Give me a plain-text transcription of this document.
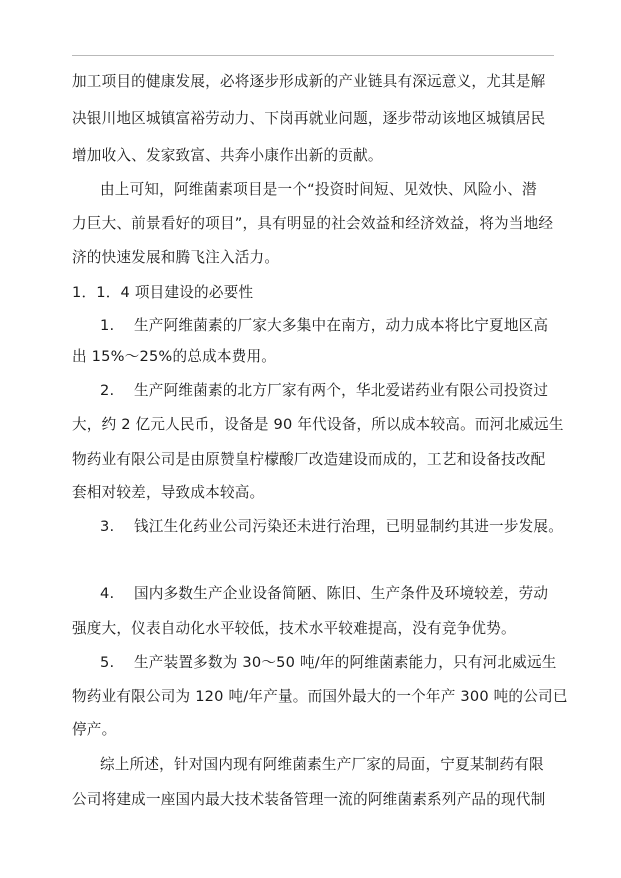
加工项目的健康发展，必将逐步形成新的产业链具有深远意义，尤其是解
决银川地区城镇富裕劳动力、下岗再就业问题，逐步带动该地区城镇居民
增加收入、发家致富、共奔小康作出新的贡献。
由上可知，阿维菌素项目是一个“投资时间短、见效快、风险小、潜
力巨大、前景看好的项目”，具有明显的社会效益和经济效益，将为当地经
济的快速发展和腾飞注入活力。
1．1．4 项目建设的必要性
1. 生产阿维菌素的厂家大多集中在南方，动力成本将比宁夏地区高
出 15%～25%的总成本费用。
2. 生产阿维菌素的北方厂家有两个，华北爱诺药业有限公司投资过
大，约 2 亿元人民币，设备是 90 年代设备，所以成本较高。而河北威远生
物药业有限公司是由原赞皇柠檬酸厂改造建设而成的，工艺和设备技改配
套相对较差，导致成本较高。
3. 钱江生化药业公司污染还未进行治理，已明显制约其进一步发展。
4. 国内多数生产企业设备简陋、陈旧、生产条件及环境较差，劳动
强度大，仪表自动化水平较低，技术水平较难提高，没有竞争优势。
5. 生产装置多数为 30～50 吨/年的阿维菌素能力，只有河北威远生
物药业有限公司为 120 吨/年产量。而国外最大的一个年产 300 吨的公司已
停产。
综上所述，针对国内现有阿维菌素生产厂家的局面，宁夏某制药有限
公司将建成一座国内最大技术装备管理一流的阿维菌素系列产品的现代制
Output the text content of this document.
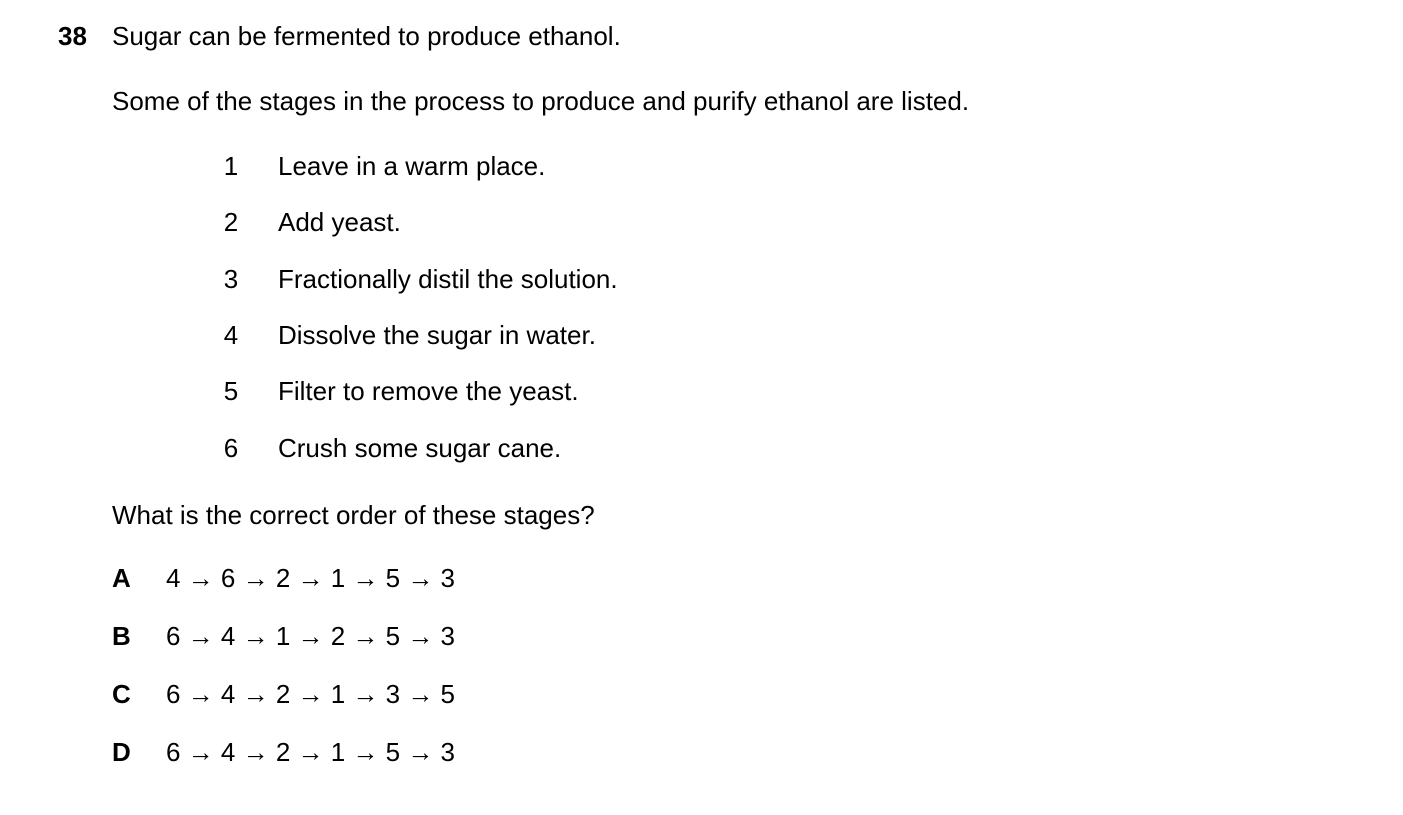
38 Sugar can be fermented to produce ethanol.
Some of the stages in the process to produce and purify ethanol are listed.
1 Leave in a warm place.
2 Add yeast.
3 Fractionally distil the solution.
4 Dissolve the sugar in water.
5 Filter to remove the yeast.
6 Crush some sugar cane.
What is the correct order of these stages?
A 4 → 6 → 2 → 1 → 5 → 3
B 6 → 4 → 1 → 2 → 5 → 3
C 6 → 4 → 2 → 1 → 3 → 5
D 6 → 4 → 2 → 1 → 5 → 3
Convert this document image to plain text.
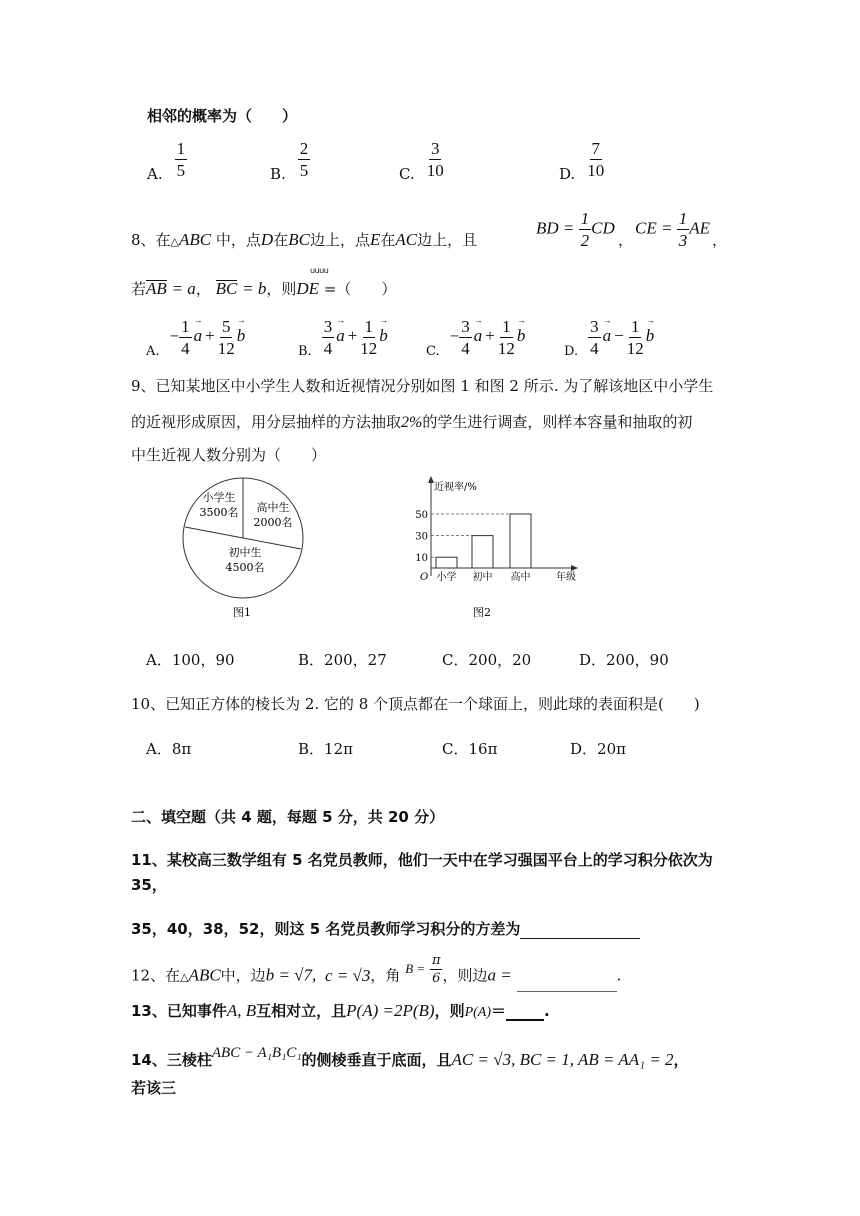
相邻的概率为（　　）
8、在△ABC 中，点D在BC边上，点E在AC边上，且
BD = $\frac{1}{2}$ CD
，
CE = $\frac{1}{3}$ AE
，
若AB = a， BC = b，则DE =（　　）
uuuu
9、已知某地区中小学生人数和近视情况分别如图 1 和图 2 所示. 为了解该地区中小学生
的近视形成原因，用分层抽样的方法抽取2%的学生进行调查，则样本容量和抽取的初
中生近视人数分别为（　　）
小学生
3500名 高中生
2000名
初中生
4500名
图1
近视率/%
O	年级
10
小学
30
初中
50
高中
图2
10、已知正方体的棱长为 2. 它的 8 个顶点都在一个球面上，则此球的表面积是(　　)
二、填空题（共 4 题，每题 5 分，共 20 分）
11、某校高三数学组有 5 名党员教师，他们一天中在学习强国平台上的学习积分依次为
35，
35，40，38，52，则这 5 名党员教师学习积分的方差为
12、在△ABC中，边b = √7, c = √3，角 $B = \frac{\pi}{6}$ ，则边a =	.
13、已知事件A, B互相对立，且P(A) =2P(B)，则P(A)＝	.
14、三棱柱ABC − A₁B₁C₁的侧棱垂直于底面，且AC = √3, BC = 1, AB = AA₁ = 2，
若该三
A. $\frac{1}{5}$	B. $\frac{2}{5}$	C. $\frac{3}{10}$	D. $\frac{7}{10}$
$_{A.}- \frac{1}{4}$
→ $a + \frac{5}{12}$
→ b
$_{B.} \frac{3}{4}$
→ $a + \frac{1}{12}$
→ b
$_{C.}- \frac{3}{4}$
→ $a + \frac{1}{12}$
→ b
$_{D.} \frac{3}{4}$
→ $a - \frac{1}{12}$
→ b
A．100，90	B．200，27	C．200，20	D．200，90
A．8π	B．12π	C．16π	D．20π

******

TASK TO CARRY OUT: Among the entries, how many lines include the word "stages"? Answer with a single number and nothing further.

RESPONSE FOR THIS EXERCISE: 2